— begin —
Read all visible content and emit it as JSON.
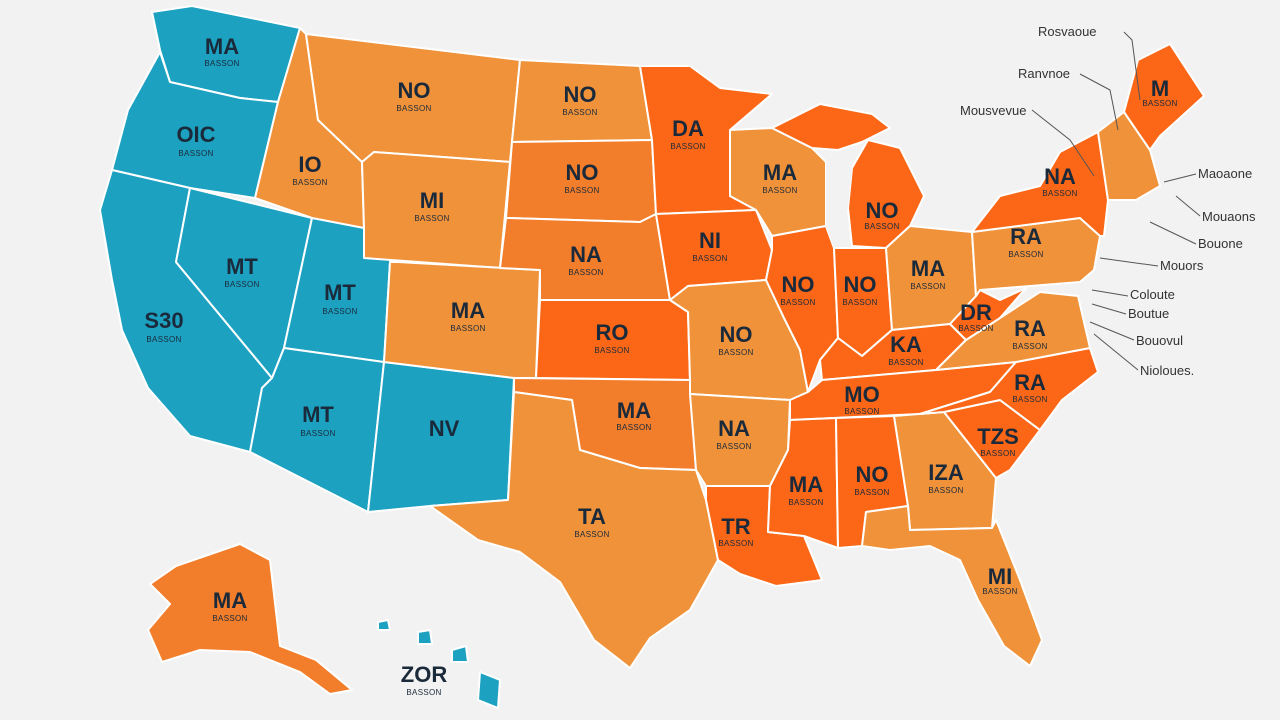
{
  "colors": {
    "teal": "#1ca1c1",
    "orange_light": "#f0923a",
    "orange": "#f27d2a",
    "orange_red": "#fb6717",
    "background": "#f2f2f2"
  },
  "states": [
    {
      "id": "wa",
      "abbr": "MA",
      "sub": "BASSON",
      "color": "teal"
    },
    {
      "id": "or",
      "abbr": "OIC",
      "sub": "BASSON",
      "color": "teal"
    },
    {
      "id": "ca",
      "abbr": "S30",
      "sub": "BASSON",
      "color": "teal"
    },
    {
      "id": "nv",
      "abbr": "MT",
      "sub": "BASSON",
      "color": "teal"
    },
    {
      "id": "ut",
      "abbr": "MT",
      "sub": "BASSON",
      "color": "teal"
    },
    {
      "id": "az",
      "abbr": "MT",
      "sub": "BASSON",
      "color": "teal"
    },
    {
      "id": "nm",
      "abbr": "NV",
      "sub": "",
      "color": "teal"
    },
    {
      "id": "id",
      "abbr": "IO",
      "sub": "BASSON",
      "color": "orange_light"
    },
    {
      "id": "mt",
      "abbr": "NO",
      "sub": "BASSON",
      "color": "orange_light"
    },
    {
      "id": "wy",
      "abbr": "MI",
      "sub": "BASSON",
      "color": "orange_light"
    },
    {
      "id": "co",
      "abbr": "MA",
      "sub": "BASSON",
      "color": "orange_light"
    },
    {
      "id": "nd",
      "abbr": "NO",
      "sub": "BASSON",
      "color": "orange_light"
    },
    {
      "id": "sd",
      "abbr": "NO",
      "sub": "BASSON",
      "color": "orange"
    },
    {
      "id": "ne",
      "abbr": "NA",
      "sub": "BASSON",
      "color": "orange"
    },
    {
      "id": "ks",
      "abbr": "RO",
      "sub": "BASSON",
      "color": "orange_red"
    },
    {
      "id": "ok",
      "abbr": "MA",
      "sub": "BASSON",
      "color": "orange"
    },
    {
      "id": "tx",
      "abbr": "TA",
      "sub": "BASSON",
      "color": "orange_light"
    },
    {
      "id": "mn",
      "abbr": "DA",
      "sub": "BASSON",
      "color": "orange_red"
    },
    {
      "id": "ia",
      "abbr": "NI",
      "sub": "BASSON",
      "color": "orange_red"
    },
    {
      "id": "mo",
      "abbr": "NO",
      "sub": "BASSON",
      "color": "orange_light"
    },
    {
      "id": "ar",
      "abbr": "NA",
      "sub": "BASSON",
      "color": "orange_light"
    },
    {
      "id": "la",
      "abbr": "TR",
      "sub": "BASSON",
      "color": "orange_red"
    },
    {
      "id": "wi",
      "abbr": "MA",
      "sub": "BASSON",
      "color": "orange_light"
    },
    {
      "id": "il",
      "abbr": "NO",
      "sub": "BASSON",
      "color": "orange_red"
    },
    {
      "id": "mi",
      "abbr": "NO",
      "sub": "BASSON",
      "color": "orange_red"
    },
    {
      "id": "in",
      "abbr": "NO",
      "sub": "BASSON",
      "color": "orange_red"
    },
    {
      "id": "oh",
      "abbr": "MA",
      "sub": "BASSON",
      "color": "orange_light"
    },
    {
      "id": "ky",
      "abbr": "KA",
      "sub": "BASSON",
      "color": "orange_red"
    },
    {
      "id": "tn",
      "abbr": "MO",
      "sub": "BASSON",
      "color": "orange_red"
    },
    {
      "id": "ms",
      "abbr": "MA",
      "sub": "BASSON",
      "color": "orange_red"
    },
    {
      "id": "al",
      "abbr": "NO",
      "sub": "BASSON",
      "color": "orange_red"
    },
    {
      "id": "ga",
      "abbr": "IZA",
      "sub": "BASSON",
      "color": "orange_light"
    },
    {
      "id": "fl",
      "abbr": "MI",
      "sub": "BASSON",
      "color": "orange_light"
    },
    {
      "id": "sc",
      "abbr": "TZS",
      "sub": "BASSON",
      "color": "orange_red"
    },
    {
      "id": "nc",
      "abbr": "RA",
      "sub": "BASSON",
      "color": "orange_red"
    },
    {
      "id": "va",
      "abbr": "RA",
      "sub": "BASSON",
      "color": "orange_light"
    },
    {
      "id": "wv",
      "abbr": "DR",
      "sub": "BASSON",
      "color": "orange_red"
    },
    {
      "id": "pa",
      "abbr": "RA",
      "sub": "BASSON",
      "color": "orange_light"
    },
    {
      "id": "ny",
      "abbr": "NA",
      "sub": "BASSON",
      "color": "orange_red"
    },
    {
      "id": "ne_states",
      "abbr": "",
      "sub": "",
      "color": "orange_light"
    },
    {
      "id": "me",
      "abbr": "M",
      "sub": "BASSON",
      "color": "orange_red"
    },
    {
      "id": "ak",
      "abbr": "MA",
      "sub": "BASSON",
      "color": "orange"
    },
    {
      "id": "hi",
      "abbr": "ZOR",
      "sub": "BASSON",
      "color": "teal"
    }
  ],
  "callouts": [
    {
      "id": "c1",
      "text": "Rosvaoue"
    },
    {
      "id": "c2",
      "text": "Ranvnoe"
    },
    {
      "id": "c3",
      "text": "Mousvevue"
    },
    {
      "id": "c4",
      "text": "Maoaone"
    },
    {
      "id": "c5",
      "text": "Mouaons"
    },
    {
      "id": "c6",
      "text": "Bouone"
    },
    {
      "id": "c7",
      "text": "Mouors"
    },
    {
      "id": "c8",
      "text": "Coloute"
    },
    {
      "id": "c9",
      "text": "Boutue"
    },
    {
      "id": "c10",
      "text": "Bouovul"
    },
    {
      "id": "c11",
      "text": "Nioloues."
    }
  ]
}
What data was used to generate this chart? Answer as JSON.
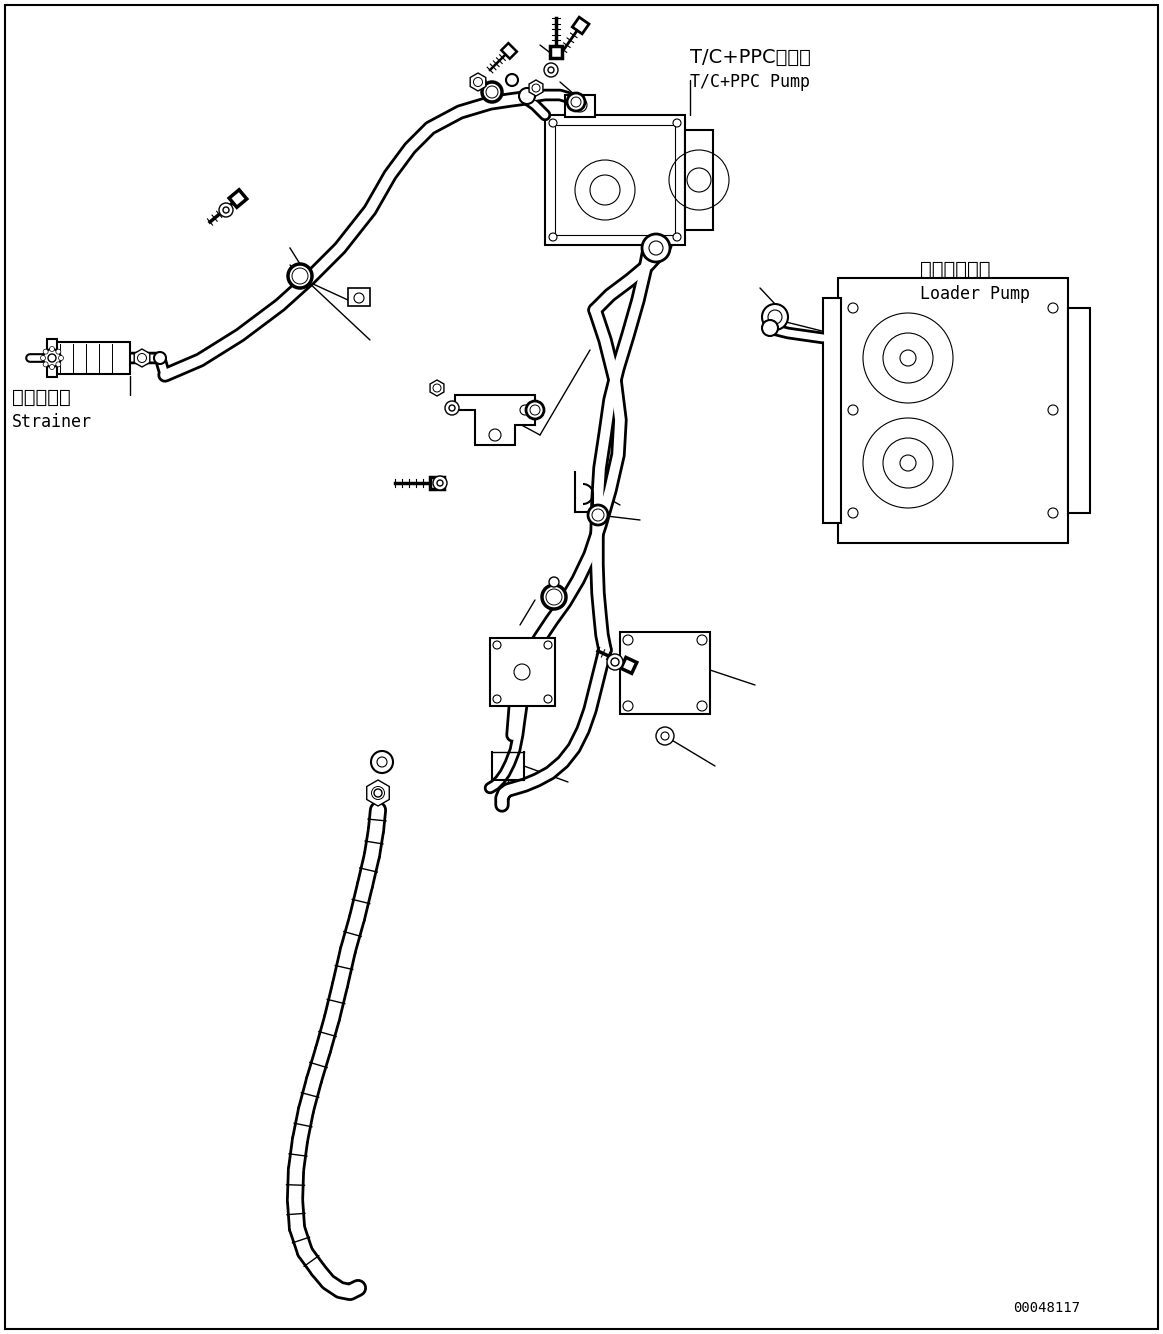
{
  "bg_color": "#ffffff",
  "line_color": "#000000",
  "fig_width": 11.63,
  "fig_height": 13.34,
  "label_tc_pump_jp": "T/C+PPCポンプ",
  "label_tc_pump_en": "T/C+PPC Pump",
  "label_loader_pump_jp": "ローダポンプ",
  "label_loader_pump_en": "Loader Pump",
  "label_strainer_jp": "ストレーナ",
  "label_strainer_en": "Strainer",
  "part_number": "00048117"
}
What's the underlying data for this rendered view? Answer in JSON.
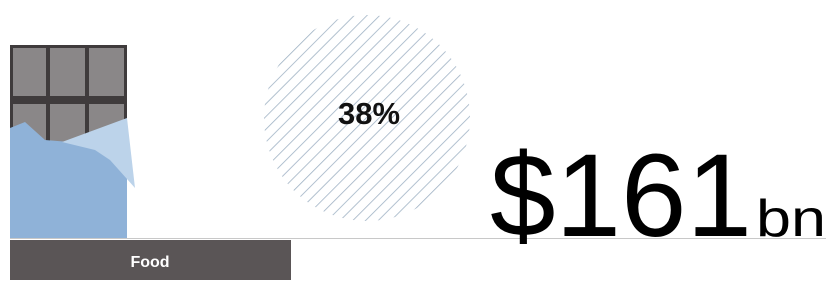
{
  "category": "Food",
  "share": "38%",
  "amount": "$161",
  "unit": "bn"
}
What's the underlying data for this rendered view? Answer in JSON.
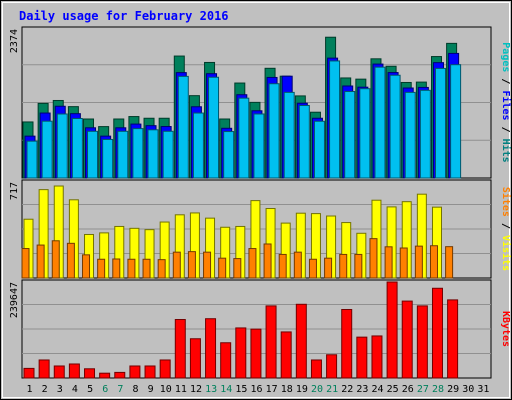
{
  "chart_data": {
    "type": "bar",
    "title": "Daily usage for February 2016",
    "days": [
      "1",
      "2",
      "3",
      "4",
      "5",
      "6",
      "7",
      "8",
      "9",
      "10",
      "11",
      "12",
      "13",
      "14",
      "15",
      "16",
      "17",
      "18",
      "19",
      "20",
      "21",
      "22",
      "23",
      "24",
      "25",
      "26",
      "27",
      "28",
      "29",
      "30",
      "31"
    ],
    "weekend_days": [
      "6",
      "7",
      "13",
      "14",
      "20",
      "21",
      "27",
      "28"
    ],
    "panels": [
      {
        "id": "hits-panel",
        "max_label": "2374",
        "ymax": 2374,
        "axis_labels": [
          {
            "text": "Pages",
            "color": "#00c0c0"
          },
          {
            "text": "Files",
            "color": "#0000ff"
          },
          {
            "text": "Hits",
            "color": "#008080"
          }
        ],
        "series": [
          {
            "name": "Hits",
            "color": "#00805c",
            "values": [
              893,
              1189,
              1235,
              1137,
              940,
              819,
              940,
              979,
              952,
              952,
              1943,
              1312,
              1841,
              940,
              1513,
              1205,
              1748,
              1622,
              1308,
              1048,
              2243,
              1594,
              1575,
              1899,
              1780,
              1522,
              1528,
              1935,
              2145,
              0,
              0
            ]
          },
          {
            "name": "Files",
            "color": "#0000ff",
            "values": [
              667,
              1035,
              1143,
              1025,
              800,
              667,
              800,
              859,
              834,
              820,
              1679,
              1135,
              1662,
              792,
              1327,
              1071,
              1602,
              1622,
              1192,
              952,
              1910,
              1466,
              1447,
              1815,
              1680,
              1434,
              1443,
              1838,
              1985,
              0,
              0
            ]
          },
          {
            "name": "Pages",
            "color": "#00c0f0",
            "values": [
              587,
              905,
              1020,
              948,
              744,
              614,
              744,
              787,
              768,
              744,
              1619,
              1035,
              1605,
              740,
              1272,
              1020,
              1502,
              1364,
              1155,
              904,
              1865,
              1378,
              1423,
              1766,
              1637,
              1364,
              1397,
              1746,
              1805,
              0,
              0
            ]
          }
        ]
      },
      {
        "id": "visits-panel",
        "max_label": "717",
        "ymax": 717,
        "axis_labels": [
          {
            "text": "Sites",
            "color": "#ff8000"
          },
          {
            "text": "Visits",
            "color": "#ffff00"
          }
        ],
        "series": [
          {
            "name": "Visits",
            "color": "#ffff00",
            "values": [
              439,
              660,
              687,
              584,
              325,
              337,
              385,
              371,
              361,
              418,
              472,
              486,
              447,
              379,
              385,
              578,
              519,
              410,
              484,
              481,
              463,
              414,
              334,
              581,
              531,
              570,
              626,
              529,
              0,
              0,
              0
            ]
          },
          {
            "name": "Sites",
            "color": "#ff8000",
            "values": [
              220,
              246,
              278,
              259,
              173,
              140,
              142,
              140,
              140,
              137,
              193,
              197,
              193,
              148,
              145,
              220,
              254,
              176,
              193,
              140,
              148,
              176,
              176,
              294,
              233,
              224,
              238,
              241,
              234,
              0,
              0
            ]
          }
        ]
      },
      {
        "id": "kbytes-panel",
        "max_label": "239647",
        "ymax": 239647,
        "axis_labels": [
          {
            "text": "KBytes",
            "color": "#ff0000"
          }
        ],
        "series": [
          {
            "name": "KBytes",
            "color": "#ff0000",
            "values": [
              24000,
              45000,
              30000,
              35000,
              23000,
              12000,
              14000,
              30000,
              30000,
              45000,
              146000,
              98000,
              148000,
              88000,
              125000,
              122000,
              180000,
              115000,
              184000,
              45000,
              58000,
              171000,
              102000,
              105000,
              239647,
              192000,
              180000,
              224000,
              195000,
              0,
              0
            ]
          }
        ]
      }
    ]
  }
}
— end —
__Exercise objective__
Gather up the lines containing the word "name" from these records and copy them.

__Correct response__
            "name": "Hits",
            "name": "Files",
            "name": "Pages",
            "name": "Visits",
            "name": "Sites",
            "name": "KBytes",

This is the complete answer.